BEGIN Material for this task
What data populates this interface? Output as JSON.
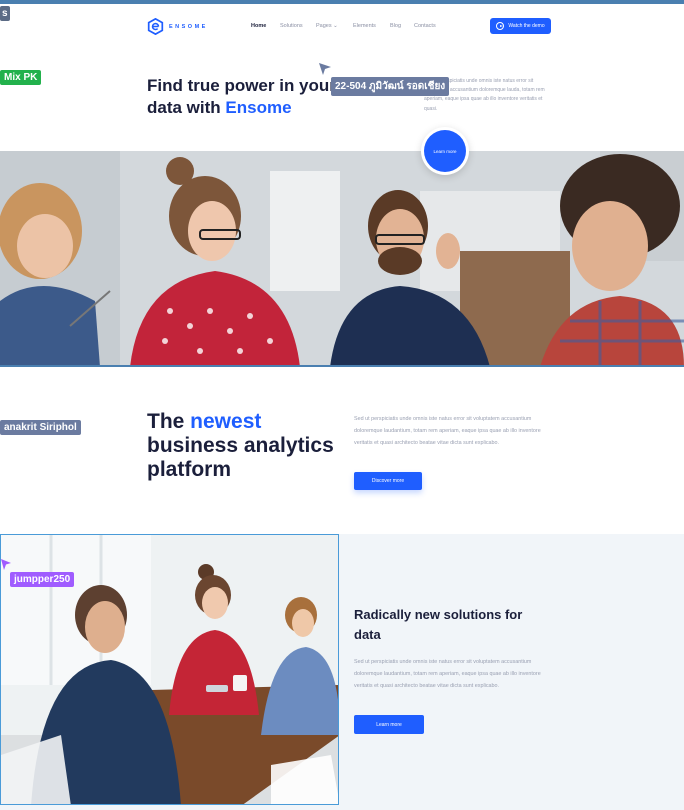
{
  "brand": {
    "name": "ENSOME"
  },
  "nav": {
    "items": [
      {
        "label": "Home",
        "active": true
      },
      {
        "label": "Solutions",
        "active": false
      },
      {
        "label": "Pages",
        "active": false
      },
      {
        "label": "Elements",
        "active": false
      },
      {
        "label": "Blog",
        "active": false
      },
      {
        "label": "Contacts",
        "active": false
      }
    ],
    "cta_label": "Watch the demo"
  },
  "hero": {
    "title_part1": "Find true power in your",
    "title_part2": "data with ",
    "title_accent": "Ensome",
    "body": "Sed ut perspiciatis unde omnis iste natus error sit voluptatem accusantium doloremque lauda, totam rem aperiam, eaque ipsa quae ab illo inventore veritatis et quasi.",
    "circle_button": "Learn more"
  },
  "section2": {
    "title_prefix": "The ",
    "title_accent": "newest",
    "title_rest": "business analytics platform",
    "body": "Sed ut perspiciatis unde omnis iste natus error sit voluptatem accusantium doloremque laudantium, totam rem aperiam, eaque ipsa quae ab illo inventore veritatis et quasi architecto beatae vitae dicta sunt explicabo.",
    "button": "Discover more"
  },
  "section3": {
    "title": "Radically new solutions for data",
    "body": "Sed ut perspiciatis unde omnis iste natus error sit voluptatem accusantium doloremque laudantium, totam rem aperiam, eaque ipsa quae ab illo inventore veritatis et quasi architecto beatae vitae dicta sunt explicabo.",
    "button": "Learn more"
  },
  "collaborators": [
    {
      "name": "s",
      "color": "#5b6b85"
    },
    {
      "name": "Mix PK",
      "color": "#22b14c"
    },
    {
      "name": "22-504 ภูมิวัฒน์ รอดเชียง",
      "color": "#6b7ba0"
    },
    {
      "name": "anakrit Siriphol",
      "color": "#6b7ba0"
    },
    {
      "name": "jumpper250",
      "color": "#a05cff"
    }
  ],
  "colors": {
    "accent": "#1f5eff",
    "text": "#1b1f3b",
    "muted": "#9aa0b2",
    "section_bg": "#f1f5f9"
  }
}
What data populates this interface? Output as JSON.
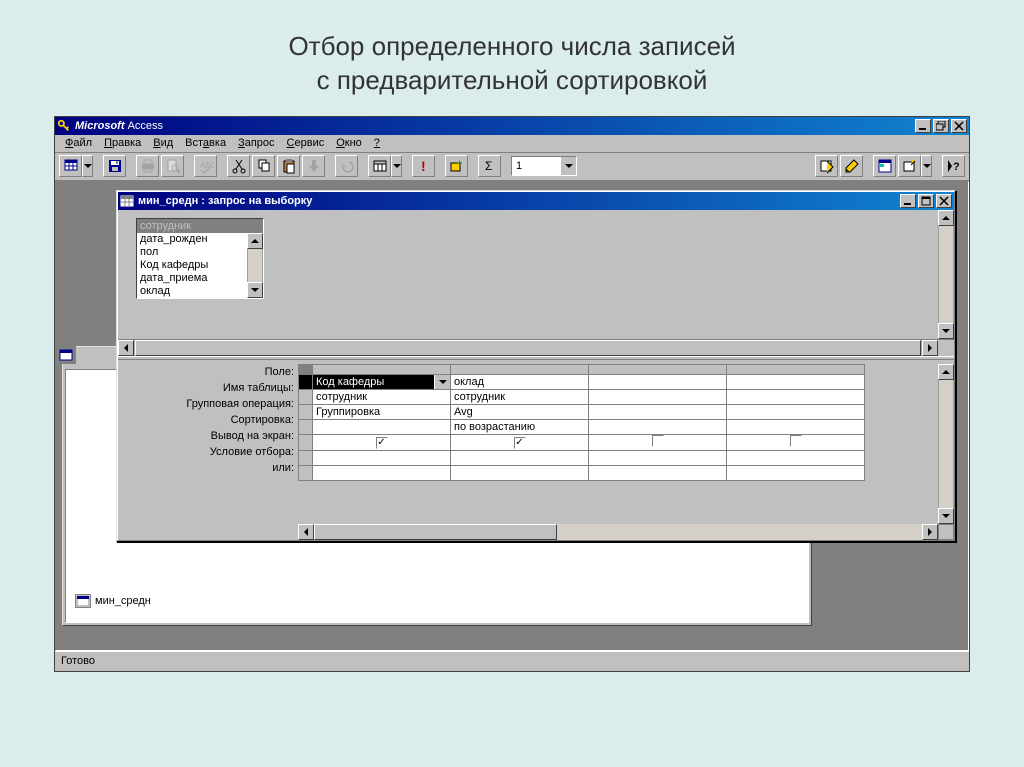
{
  "slide": {
    "title_line1": "Отбор определенного числа записей",
    "title_line2": "с предварительной сортировкой"
  },
  "app": {
    "title_brand": "Microsoft",
    "title_product": "Access",
    "menu": [
      "Файл",
      "Правка",
      "Вид",
      "Вставка",
      "Запрос",
      "Сервис",
      "Окно",
      "?"
    ],
    "combo_value": "1",
    "status": "Готово"
  },
  "db_window": {
    "item_label": "мин_средн"
  },
  "query_window": {
    "title": "мин_средн : запрос на выборку",
    "field_list": {
      "title": "сотрудник",
      "fields": [
        "дата_рожден",
        "пол",
        "Код кафедры",
        "дата_приема",
        "оклад"
      ]
    },
    "qbe": {
      "row_labels": [
        "Поле:",
        "Имя таблицы:",
        "Групповая операция:",
        "Сортировка:",
        "Вывод на экран:",
        "Условие отбора:",
        "или:"
      ],
      "columns": [
        {
          "field": "Код кафедры",
          "table": "сотрудник",
          "groupop": "Группировка",
          "sort": "",
          "show": true
        },
        {
          "field": "оклад",
          "table": "сотрудник",
          "groupop": "Avg",
          "sort": "по возрастанию",
          "show": true
        },
        {
          "field": "",
          "table": "",
          "groupop": "",
          "sort": "",
          "show": false
        },
        {
          "field": "",
          "table": "",
          "groupop": "",
          "sort": "",
          "show": false
        }
      ]
    }
  }
}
END Material for this task
■ Set exercise: Make an exact copy of the records above, with the pictures left out.

■ Written solution:
What data populates this interface? Output as JSON.
{
  "brand": {
    "name": "ENSOME"
  },
  "nav": {
    "items": [
      {
        "label": "Home",
        "active": true
      },
      {
        "label": "Solutions",
        "active": false
      },
      {
        "label": "Pages",
        "active": false
      },
      {
        "label": "Elements",
        "active": false
      },
      {
        "label": "Blog",
        "active": false
      },
      {
        "label": "Contacts",
        "active": false
      }
    ],
    "cta_label": "Watch the demo"
  },
  "hero": {
    "title_part1": "Find true power in your",
    "title_part2": "data with ",
    "title_accent": "Ensome",
    "body": "Sed ut perspiciatis unde omnis iste natus error sit voluptatem accusantium doloremque lauda, totam rem aperiam, eaque ipsa quae ab illo inventore veritatis et quasi.",
    "circle_button": "Learn more"
  },
  "section2": {
    "title_prefix": "The ",
    "title_accent": "newest",
    "title_rest": "business analytics platform",
    "body": "Sed ut perspiciatis unde omnis iste natus error sit voluptatem accusantium doloremque laudantium, totam rem aperiam, eaque ipsa quae ab illo inventore veritatis et quasi architecto beatae vitae dicta sunt explicabo.",
    "button": "Discover more"
  },
  "section3": {
    "title": "Radically new solutions for data",
    "body": "Sed ut perspiciatis unde omnis iste natus error sit voluptatem accusantium doloremque laudantium, totam rem aperiam, eaque ipsa quae ab illo inventore veritatis et quasi architecto beatae vitae dicta sunt explicabo.",
    "button": "Learn more"
  },
  "collaborators": [
    {
      "name": "s",
      "color": "#5b6b85"
    },
    {
      "name": "Mix PK",
      "color": "#22b14c"
    },
    {
      "name": "22-504 ภูมิวัฒน์ รอดเชียง",
      "color": "#6b7ba0"
    },
    {
      "name": "anakrit Siriphol",
      "color": "#6b7ba0"
    },
    {
      "name": "jumpper250",
      "color": "#a05cff"
    }
  ],
  "colors": {
    "accent": "#1f5eff",
    "text": "#1b1f3b",
    "muted": "#9aa0b2",
    "section_bg": "#f1f5f9"
  }
}
What data populates this interface? Output as JSON.
{
  "slide": {
    "title_line1": "Отбор определенного числа записей",
    "title_line2": "с предварительной сортировкой"
  },
  "app": {
    "title_brand": "Microsoft",
    "title_product": "Access",
    "menu": [
      "Файл",
      "Правка",
      "Вид",
      "Вставка",
      "Запрос",
      "Сервис",
      "Окно",
      "?"
    ],
    "combo_value": "1",
    "status": "Готово"
  },
  "db_window": {
    "item_label": "мин_средн"
  },
  "query_window": {
    "title": "мин_средн : запрос на выборку",
    "field_list": {
      "title": "сотрудник",
      "fields": [
        "дата_рожден",
        "пол",
        "Код кафедры",
        "дата_приема",
        "оклад"
      ]
    },
    "qbe": {
      "row_labels": [
        "Поле:",
        "Имя таблицы:",
        "Групповая операция:",
        "Сортировка:",
        "Вывод на экран:",
        "Условие отбора:",
        "или:"
      ],
      "columns": [
        {
          "field": "Код кафедры",
          "table": "сотрудник",
          "groupop": "Группировка",
          "sort": "",
          "show": true
        },
        {
          "field": "оклад",
          "table": "сотрудник",
          "groupop": "Avg",
          "sort": "по возрастанию",
          "show": true
        },
        {
          "field": "",
          "table": "",
          "groupop": "",
          "sort": "",
          "show": false
        },
        {
          "field": "",
          "table": "",
          "groupop": "",
          "sort": "",
          "show": false
        }
      ]
    }
  }
}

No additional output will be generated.